REQUIRED TASK:
Quote all of the data exactly as given. Skip every picture it contains.

DATA RECORDS:
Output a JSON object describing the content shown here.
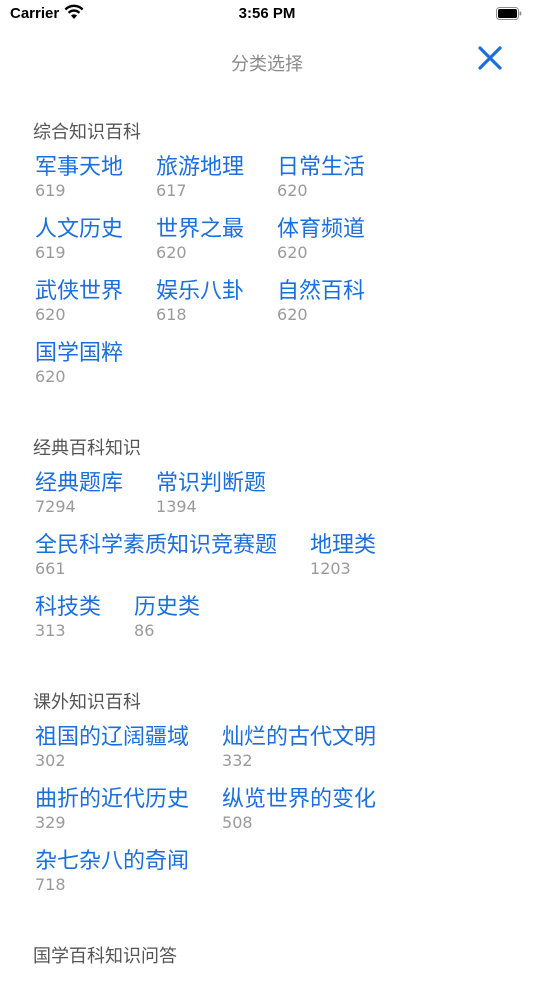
{
  "status_bar": {
    "carrier": "Carrier",
    "time": "3:56 PM"
  },
  "nav": {
    "title": "分类选择",
    "close_icon": "close-icon"
  },
  "colors": {
    "accent": "#1a6fdc",
    "count": "#9a9a9a",
    "section_title": "#555555"
  },
  "sections": [
    {
      "title": "综合知识百科",
      "items": [
        {
          "label": "军事天地",
          "count": "619"
        },
        {
          "label": "旅游地理",
          "count": "617"
        },
        {
          "label": "日常生活",
          "count": "620"
        },
        {
          "label": "人文历史",
          "count": "619"
        },
        {
          "label": "世界之最",
          "count": "620"
        },
        {
          "label": "体育频道",
          "count": "620"
        },
        {
          "label": "武侠世界",
          "count": "620"
        },
        {
          "label": "娱乐八卦",
          "count": "618"
        },
        {
          "label": "自然百科",
          "count": "620"
        },
        {
          "label": "国学国粹",
          "count": "620"
        }
      ]
    },
    {
      "title": "经典百科知识",
      "items": [
        {
          "label": "经典题库",
          "count": "7294"
        },
        {
          "label": "常识判断题",
          "count": "1394"
        },
        {
          "label": "全民科学素质知识竞赛题",
          "count": "661"
        },
        {
          "label": "地理类",
          "count": "1203"
        },
        {
          "label": "科技类",
          "count": "313"
        },
        {
          "label": "历史类",
          "count": "86"
        }
      ]
    },
    {
      "title": "课外知识百科",
      "items": [
        {
          "label": "祖国的辽阔疆域",
          "count": "302"
        },
        {
          "label": "灿烂的古代文明",
          "count": "332"
        },
        {
          "label": "曲折的近代历史",
          "count": "329"
        },
        {
          "label": "纵览世界的变化",
          "count": "508"
        },
        {
          "label": "杂七杂八的奇闻",
          "count": "718"
        }
      ]
    },
    {
      "title": "国学百科知识问答",
      "items": []
    }
  ]
}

WORKED ANSWER:
Output a JSON object describing the content shown here.
{
  "status_bar": {
    "carrier": "Carrier",
    "time": "3:56 PM"
  },
  "nav": {
    "title": "分类选择",
    "close_icon": "close-icon"
  },
  "colors": {
    "accent": "#1a6fdc",
    "count": "#9a9a9a",
    "section_title": "#555555"
  },
  "sections": [
    {
      "title": "综合知识百科",
      "items": [
        {
          "label": "军事天地",
          "count": "619"
        },
        {
          "label": "旅游地理",
          "count": "617"
        },
        {
          "label": "日常生活",
          "count": "620"
        },
        {
          "label": "人文历史",
          "count": "619"
        },
        {
          "label": "世界之最",
          "count": "620"
        },
        {
          "label": "体育频道",
          "count": "620"
        },
        {
          "label": "武侠世界",
          "count": "620"
        },
        {
          "label": "娱乐八卦",
          "count": "618"
        },
        {
          "label": "自然百科",
          "count": "620"
        },
        {
          "label": "国学国粹",
          "count": "620"
        }
      ]
    },
    {
      "title": "经典百科知识",
      "items": [
        {
          "label": "经典题库",
          "count": "7294"
        },
        {
          "label": "常识判断题",
          "count": "1394"
        },
        {
          "label": "全民科学素质知识竞赛题",
          "count": "661"
        },
        {
          "label": "地理类",
          "count": "1203"
        },
        {
          "label": "科技类",
          "count": "313"
        },
        {
          "label": "历史类",
          "count": "86"
        }
      ]
    },
    {
      "title": "课外知识百科",
      "items": [
        {
          "label": "祖国的辽阔疆域",
          "count": "302"
        },
        {
          "label": "灿烂的古代文明",
          "count": "332"
        },
        {
          "label": "曲折的近代历史",
          "count": "329"
        },
        {
          "label": "纵览世界的变化",
          "count": "508"
        },
        {
          "label": "杂七杂八的奇闻",
          "count": "718"
        }
      ]
    },
    {
      "title": "国学百科知识问答",
      "items": []
    }
  ]
}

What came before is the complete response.